SOURCE EXTRACT:
The Company accounts for income taxes in accordance with the provisions of SFAS No. 109, Accounting for Income Taxes. The asset and liability approach used under SFAS No. 109 requires

recognition of deferred tax assets and liabilities for the expected future tax consequences of temporary differences between the carrying amounts and the tax basis of other assets and liabilities.

Deferred tax assets and liabilities are recognized for the estimated future tax consequences attributable to tax benefit carryforwards and to differences between the financial statement amounts of assets and liabilities and their respective tax basis. Deferred tax assets and liabilities are measured using enacted tax rates. A valuation reserve is established if it is more likely than not that all or a portion of the deferred tax asset will not be realized. Accordingly, a valuation reserve has been established for the full amount of the deferred tax asset.

At March 31, 2003, the Company had federal and state NOL carryforwards of approximately $55.8 million and $50.7 million, which begin to expire in 2005 and 2004, respectively. Additionally, at March 31, 2003, the Company had federal and state research and experimentation credit carryforwards of approximately $4.1 million and $2.5 million, respectively, which begin to expire in 2004. Based upon the Internal Revenue Code, certain changes in company ownership may subject these carryforwards to an annual limitation.

The components of the Company's net deferred taxes were as follows at March 31 (in thousands):

		2002			2003
Assets
	NOL carryforwards and tax credit carryforwards	$	34,469		$	28,904
	Purchased technology		1,329			—
	Capitalized research and development		—			13,260
	Nondeductible reserves		410			357
	Nondeductible accruals		1,846			757
	Deferred revenue		758			290
	Depreciation		740			468
	Other, net		899			599

			40,451			44,635
Valuation allowance			(40,451	)		(44,635	)

Net deferred taxes		$	—		$	—

The effective tax rate of zero differs from the statutory rate of 35% primarily due to the inability of the Company to recognize deferred tax assets for its operating losses and tax credits. Of the total valuation allowance, approximately $2.9 million relates to stock option compensation deductions. The tax benefit associated with the stock option compensation deductions will be credited to equity when realized.

As discussed in Note 2(s), the Company applies the disclosure provisions of FIN 45 to its agreements that contain guarantee or indemnification clauses. These disclosure provisions expand those required by SFAS No. 5 Accounting for Contingencies, by requiring that guarantors disclose certain types of guarantees, even if the likelihood of requiring the guarantor's performance is remote. The following is a description of arrangements in which the Company is a guarantor.

Agreements in the ordinary course of its business—The Company enters into indemnification provisions under its agreements with other companies in its ordinary course of business, typically with underwriters, contractors, clinical sites and customers. Under these provisions the Company generally indemnifies and hold harmless the indemnified party for losses suffered or incurred by the indemnified party as a result of the Company's activities. These indemnification provisions generally survive termination of the underlying agreement. The maximum potential amount of future payments the

Company could be required to make under these indemnification provisions is unlimited. The Company has never incurred any material costs to defend lawsuits or settle claims related to these indemnification agreements. As a result, the estimated fair value of these agreements is minimal. Accordingly, the Company has no liabilities recorded for these agreements as of March 31, 2003.

GIVEN INFORMATION:
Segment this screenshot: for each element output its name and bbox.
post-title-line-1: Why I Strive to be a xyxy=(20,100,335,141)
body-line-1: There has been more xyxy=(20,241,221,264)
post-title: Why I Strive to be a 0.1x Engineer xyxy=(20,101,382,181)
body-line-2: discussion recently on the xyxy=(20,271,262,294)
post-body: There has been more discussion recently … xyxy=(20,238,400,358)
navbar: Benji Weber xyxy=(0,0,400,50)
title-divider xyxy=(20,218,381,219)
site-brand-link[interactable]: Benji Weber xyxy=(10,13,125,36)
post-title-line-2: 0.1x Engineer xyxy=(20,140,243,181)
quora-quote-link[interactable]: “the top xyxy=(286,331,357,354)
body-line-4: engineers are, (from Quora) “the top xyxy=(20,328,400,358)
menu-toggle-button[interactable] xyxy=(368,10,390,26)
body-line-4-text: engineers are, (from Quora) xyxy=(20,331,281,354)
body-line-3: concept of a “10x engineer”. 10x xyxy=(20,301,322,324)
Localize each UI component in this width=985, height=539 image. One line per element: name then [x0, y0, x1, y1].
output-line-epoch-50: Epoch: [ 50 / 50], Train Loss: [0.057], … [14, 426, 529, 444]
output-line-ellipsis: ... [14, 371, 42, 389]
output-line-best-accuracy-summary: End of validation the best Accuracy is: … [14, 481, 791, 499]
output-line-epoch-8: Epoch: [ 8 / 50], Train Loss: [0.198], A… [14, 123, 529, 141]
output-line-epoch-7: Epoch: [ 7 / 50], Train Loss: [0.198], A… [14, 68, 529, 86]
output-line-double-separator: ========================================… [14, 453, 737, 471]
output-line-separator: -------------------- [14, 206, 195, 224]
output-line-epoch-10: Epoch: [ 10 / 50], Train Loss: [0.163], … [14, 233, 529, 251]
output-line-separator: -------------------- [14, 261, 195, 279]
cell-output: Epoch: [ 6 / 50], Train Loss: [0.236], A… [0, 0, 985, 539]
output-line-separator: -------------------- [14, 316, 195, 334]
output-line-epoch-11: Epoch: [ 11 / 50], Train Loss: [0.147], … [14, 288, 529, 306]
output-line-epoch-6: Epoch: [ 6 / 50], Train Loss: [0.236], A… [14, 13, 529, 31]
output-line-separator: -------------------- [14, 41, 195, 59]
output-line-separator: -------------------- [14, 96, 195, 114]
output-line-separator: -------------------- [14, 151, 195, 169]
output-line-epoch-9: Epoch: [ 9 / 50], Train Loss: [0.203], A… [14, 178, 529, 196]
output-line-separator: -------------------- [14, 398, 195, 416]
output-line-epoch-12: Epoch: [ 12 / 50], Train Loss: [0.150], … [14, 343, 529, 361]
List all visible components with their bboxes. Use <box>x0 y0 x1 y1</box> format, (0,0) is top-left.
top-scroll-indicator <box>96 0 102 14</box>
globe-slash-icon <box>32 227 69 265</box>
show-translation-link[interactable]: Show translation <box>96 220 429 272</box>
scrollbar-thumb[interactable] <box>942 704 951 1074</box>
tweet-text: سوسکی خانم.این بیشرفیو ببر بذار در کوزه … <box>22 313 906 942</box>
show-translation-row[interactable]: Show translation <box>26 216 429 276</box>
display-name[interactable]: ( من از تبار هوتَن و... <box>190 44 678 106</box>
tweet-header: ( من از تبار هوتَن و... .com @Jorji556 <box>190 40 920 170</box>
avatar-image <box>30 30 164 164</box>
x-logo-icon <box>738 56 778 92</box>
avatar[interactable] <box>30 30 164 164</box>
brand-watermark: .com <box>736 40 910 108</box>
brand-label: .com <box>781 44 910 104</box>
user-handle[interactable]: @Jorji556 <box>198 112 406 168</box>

TASK: In the excerpt on income taxes, translate this sentence into Spanish: "Deferred tax assets and liabilities are measured using enacted tax rates." The data plays no part in the work here.

RESPONSE BOX: Los activos y pasivos por impuestos diferidos se miden utilizando las tasas impositivas promulgadas.